Objective
Please write out the material that follows, exactly as it stands.

Data entries

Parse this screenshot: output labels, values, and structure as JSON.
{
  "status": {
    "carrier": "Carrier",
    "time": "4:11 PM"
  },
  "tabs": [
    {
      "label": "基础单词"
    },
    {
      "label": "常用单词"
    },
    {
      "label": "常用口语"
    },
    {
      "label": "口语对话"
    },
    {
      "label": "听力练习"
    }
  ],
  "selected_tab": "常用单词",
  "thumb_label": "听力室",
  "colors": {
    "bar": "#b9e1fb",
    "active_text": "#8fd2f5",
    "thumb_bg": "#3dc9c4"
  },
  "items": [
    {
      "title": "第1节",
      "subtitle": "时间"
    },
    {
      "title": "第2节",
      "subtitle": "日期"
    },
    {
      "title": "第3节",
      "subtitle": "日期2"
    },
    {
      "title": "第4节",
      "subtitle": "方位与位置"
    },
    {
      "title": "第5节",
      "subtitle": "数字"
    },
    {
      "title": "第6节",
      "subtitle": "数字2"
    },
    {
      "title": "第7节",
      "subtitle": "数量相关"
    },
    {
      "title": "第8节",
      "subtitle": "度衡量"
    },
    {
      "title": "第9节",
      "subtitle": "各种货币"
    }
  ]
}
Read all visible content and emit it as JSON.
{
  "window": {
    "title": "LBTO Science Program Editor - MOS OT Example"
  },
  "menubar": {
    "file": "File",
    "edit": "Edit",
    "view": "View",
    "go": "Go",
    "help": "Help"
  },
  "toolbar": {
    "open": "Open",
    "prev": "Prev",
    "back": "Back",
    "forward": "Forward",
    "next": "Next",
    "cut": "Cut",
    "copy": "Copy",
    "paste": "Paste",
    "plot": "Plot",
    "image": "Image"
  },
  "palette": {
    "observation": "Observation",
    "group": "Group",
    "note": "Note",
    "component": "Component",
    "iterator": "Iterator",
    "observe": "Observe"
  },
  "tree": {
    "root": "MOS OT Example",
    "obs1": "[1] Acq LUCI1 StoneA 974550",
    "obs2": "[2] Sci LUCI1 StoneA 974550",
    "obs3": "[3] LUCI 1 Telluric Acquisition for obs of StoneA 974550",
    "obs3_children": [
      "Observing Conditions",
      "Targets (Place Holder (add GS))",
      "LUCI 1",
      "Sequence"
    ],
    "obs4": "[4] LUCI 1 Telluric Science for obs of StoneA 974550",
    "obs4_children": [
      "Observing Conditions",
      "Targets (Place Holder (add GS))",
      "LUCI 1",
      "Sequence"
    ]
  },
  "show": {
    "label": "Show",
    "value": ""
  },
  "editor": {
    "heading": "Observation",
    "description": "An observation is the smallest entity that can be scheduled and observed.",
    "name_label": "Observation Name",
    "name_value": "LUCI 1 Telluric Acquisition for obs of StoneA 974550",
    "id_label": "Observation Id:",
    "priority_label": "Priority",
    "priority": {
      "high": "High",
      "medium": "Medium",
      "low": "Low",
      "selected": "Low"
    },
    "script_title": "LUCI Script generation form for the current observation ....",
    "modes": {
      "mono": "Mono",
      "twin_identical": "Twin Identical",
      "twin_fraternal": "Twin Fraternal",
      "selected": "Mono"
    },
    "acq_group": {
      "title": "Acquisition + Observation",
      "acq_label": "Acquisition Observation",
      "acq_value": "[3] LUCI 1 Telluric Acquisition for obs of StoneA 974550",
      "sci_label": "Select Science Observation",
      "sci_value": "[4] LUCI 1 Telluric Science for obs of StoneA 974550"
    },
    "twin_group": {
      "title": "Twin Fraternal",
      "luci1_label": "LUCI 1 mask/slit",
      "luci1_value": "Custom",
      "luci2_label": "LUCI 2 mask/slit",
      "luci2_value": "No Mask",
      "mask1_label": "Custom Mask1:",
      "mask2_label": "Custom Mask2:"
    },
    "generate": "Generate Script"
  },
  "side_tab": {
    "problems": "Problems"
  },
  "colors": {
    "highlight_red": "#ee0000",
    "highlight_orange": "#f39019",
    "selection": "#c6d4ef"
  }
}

Finished task
Parse this screenshot: output labels, values, and structure as JSON.
{
  "status": {
    "carrier": "Carrier",
    "time": "4:11 PM"
  },
  "tabs": [
    {
      "label": "基础单词"
    },
    {
      "label": "常用单词"
    },
    {
      "label": "常用口语"
    },
    {
      "label": "口语对话"
    },
    {
      "label": "听力练习"
    }
  ],
  "selected_tab": "常用单词",
  "thumb_label": "听力室",
  "colors": {
    "bar": "#b9e1fb",
    "active_text": "#8fd2f5",
    "thumb_bg": "#3dc9c4"
  },
  "items": [
    {
      "title": "第1节",
      "subtitle": "时间"
    },
    {
      "title": "第2节",
      "subtitle": "日期"
    },
    {
      "title": "第3节",
      "subtitle": "日期2"
    },
    {
      "title": "第4节",
      "subtitle": "方位与位置"
    },
    {
      "title": "第5节",
      "subtitle": "数字"
    },
    {
      "title": "第6节",
      "subtitle": "数字2"
    },
    {
      "title": "第7节",
      "subtitle": "数量相关"
    },
    {
      "title": "第8节",
      "subtitle": "度衡量"
    },
    {
      "title": "第9节",
      "subtitle": "各种货币"
    }
  ]
}
Read all visible content and emit it as JSON.
{
  "window": {
    "title": "LBTO Science Program Editor - MOS OT Example"
  },
  "menubar": {
    "file": "File",
    "edit": "Edit",
    "view": "View",
    "go": "Go",
    "help": "Help"
  },
  "toolbar": {
    "open": "Open",
    "prev": "Prev",
    "back": "Back",
    "forward": "Forward",
    "next": "Next",
    "cut": "Cut",
    "copy": "Copy",
    "paste": "Paste",
    "plot": "Plot",
    "image": "Image"
  },
  "palette": {
    "observation": "Observation",
    "group": "Group",
    "note": "Note",
    "component": "Component",
    "iterator": "Iterator",
    "observe": "Observe"
  },
  "tree": {
    "root": "MOS OT Example",
    "obs1": "[1] Acq LUCI1 StoneA 974550",
    "obs2": "[2] Sci LUCI1 StoneA 974550",
    "obs3": "[3] LUCI 1 Telluric Acquisition for obs of StoneA 974550",
    "obs3_children": [
      "Observing Conditions",
      "Targets (Place Holder (add GS))",
      "LUCI 1",
      "Sequence"
    ],
    "obs4": "[4] LUCI 1 Telluric Science for obs of StoneA 974550",
    "obs4_children": [
      "Observing Conditions",
      "Targets (Place Holder (add GS))",
      "LUCI 1",
      "Sequence"
    ]
  },
  "show": {
    "label": "Show",
    "value": ""
  },
  "editor": {
    "heading": "Observation",
    "description": "An observation is the smallest entity that can be scheduled and observed.",
    "name_label": "Observation Name",
    "name_value": "LUCI 1 Telluric Acquisition for obs of StoneA 974550",
    "id_label": "Observation Id:",
    "priority_label": "Priority",
    "priority": {
      "high": "High",
      "medium": "Medium",
      "low": "Low",
      "selected": "Low"
    },
    "script_title": "LUCI Script generation form for the current observation ....",
    "modes": {
      "mono": "Mono",
      "twin_identical": "Twin Identical",
      "twin_fraternal": "Twin Fraternal",
      "selected": "Mono"
    },
    "acq_group": {
      "title": "Acquisition + Observation",
      "acq_label": "Acquisition Observation",
      "acq_value": "[3] LUCI 1 Telluric Acquisition for obs of StoneA 974550",
      "sci_label": "Select Science Observation",
      "sci_value": "[4] LUCI 1 Telluric Science for obs of StoneA 974550"
    },
    "twin_group": {
      "title": "Twin Fraternal",
      "luci1_label": "LUCI 1 mask/slit",
      "luci1_value": "Custom",
      "luci2_label": "LUCI 2 mask/slit",
      "luci2_value": "No Mask",
      "mask1_label": "Custom Mask1:",
      "mask2_label": "Custom Mask2:"
    },
    "generate": "Generate Script"
  },
  "side_tab": {
    "problems": "Problems"
  },
  "colors": {
    "highlight_red": "#ee0000",
    "highlight_orange": "#f39019",
    "selection": "#c6d4ef"
  }
}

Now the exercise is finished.